* BEGIN TASK DATA *

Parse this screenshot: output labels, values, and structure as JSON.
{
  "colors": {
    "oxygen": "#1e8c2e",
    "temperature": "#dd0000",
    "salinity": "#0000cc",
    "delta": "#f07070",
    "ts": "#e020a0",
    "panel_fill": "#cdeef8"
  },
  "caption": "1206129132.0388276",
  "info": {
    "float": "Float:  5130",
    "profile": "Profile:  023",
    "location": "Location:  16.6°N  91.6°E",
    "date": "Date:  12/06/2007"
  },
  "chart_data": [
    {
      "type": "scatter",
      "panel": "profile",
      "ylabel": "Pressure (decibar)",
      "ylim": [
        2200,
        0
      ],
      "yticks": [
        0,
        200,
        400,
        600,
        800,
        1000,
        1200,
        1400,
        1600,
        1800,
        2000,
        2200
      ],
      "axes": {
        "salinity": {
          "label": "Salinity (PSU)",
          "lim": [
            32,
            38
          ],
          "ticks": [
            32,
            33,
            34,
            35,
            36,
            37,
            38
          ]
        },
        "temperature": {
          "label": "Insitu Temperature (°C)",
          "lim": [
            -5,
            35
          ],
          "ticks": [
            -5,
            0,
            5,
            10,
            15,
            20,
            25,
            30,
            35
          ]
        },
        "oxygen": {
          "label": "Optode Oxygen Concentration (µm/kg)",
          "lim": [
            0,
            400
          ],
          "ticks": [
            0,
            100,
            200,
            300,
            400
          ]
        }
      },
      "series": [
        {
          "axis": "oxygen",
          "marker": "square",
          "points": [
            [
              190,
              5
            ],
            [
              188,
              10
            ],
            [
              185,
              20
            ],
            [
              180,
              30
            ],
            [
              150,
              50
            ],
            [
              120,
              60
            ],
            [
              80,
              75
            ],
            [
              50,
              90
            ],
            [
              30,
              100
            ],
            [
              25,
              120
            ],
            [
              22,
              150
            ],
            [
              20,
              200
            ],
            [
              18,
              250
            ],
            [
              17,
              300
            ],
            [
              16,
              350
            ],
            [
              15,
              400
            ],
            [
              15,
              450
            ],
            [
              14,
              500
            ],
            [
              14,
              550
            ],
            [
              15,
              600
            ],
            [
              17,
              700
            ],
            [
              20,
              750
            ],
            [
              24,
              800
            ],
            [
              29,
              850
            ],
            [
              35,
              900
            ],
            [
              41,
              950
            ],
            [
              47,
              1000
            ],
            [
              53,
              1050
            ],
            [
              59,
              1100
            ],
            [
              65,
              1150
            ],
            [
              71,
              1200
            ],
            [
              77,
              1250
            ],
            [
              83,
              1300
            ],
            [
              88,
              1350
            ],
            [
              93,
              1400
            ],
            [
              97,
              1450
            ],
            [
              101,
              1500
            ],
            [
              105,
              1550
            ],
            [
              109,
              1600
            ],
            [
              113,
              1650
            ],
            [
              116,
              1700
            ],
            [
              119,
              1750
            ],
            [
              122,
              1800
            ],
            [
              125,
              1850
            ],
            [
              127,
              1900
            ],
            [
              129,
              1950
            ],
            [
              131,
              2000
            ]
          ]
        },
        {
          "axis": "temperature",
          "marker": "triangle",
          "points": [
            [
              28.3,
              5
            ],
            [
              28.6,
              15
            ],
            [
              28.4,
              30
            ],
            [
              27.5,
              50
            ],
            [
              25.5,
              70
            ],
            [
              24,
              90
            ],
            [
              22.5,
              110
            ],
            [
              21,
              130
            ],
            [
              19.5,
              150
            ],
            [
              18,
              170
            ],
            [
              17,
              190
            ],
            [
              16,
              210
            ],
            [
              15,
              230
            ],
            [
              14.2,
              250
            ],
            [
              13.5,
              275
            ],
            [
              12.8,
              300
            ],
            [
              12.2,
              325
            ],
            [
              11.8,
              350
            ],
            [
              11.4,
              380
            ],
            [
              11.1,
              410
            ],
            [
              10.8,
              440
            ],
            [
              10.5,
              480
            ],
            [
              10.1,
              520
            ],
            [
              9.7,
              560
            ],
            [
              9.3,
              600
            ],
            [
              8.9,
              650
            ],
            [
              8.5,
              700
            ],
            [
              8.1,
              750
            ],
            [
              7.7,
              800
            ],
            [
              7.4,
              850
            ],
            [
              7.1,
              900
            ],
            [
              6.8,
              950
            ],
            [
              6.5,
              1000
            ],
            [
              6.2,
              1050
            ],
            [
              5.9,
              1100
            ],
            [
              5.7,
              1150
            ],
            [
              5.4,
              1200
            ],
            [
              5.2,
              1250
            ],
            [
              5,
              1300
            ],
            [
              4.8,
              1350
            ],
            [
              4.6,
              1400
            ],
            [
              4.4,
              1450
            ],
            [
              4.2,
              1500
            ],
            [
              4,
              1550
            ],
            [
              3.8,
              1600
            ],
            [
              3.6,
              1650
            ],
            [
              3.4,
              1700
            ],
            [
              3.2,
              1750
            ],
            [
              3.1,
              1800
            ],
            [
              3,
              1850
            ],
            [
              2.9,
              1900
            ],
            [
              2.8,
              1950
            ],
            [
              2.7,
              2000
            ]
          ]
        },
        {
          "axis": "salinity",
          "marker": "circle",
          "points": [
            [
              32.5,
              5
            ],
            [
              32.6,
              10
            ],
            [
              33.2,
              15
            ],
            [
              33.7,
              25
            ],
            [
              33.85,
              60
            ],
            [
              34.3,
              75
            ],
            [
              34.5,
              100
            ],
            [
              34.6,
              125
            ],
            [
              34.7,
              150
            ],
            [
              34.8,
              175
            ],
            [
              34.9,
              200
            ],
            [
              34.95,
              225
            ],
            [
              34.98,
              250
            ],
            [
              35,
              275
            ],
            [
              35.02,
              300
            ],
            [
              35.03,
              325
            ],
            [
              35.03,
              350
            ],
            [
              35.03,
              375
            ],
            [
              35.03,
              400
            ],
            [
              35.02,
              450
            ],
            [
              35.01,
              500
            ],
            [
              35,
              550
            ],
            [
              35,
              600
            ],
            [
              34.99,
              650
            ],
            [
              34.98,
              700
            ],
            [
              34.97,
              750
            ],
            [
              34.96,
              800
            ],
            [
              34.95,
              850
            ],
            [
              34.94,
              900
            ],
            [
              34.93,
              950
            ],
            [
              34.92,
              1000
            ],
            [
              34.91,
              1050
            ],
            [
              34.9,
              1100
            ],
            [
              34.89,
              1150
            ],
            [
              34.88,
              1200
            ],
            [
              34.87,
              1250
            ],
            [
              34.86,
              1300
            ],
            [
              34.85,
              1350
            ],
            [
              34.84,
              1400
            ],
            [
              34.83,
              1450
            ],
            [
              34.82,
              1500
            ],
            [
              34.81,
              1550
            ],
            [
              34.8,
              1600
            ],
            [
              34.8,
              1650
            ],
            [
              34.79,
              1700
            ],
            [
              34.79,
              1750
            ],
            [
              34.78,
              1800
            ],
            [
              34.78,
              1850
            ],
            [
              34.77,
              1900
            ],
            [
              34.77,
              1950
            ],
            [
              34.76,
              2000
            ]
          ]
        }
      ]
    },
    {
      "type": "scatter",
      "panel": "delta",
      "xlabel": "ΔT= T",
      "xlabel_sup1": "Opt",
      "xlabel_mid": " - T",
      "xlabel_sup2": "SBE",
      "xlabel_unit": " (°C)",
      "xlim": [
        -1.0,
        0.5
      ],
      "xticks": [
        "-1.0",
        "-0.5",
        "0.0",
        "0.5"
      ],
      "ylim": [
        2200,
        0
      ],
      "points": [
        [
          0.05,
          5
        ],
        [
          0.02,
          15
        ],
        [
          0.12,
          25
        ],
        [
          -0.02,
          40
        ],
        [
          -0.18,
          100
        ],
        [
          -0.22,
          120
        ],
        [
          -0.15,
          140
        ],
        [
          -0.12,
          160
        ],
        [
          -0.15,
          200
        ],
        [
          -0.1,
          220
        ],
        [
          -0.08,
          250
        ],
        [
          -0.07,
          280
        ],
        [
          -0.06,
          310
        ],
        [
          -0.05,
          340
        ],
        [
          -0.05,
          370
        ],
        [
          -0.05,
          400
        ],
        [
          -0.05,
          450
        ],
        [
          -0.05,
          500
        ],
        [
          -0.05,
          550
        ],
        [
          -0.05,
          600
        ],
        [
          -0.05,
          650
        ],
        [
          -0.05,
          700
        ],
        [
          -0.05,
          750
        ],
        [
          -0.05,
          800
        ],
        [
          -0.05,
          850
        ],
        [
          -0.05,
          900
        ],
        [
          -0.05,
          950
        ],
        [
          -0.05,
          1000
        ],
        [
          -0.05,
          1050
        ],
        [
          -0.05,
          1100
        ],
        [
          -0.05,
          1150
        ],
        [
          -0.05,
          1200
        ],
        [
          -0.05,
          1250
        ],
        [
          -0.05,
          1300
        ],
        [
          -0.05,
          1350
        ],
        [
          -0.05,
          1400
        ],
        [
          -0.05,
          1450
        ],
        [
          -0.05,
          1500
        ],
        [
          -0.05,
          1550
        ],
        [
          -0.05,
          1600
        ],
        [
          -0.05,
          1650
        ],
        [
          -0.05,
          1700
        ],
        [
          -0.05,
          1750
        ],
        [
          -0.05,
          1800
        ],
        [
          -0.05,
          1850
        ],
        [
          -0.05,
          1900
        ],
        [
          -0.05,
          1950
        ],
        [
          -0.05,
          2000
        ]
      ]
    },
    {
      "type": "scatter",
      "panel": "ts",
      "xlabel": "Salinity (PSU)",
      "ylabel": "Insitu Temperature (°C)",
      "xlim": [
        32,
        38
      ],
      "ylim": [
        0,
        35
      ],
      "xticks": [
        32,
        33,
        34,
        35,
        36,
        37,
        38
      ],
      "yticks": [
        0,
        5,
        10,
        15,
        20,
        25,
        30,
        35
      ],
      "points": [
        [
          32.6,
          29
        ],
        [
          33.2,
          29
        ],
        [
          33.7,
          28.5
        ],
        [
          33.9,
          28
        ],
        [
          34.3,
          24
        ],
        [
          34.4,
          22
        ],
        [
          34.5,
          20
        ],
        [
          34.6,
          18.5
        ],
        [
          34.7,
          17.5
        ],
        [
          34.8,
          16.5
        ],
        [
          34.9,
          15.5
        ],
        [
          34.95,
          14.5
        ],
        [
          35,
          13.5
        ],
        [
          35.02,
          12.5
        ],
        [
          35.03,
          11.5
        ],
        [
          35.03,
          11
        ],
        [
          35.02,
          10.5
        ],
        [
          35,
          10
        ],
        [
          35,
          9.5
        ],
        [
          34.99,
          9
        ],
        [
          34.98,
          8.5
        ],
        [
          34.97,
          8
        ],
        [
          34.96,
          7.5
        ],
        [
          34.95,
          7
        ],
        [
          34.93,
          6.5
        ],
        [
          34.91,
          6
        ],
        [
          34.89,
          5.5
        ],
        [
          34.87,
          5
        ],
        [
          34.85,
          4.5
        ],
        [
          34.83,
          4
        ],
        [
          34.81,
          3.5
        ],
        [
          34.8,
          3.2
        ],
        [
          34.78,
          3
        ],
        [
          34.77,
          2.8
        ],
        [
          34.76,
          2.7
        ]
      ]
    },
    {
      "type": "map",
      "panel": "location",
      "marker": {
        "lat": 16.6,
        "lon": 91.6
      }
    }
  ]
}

* END TASK DATA *

• **YOUR GOAL**
Give only the count of lines in which the string "ylabel" appears.

• **OUTPUT OF THE EXERCISE**
2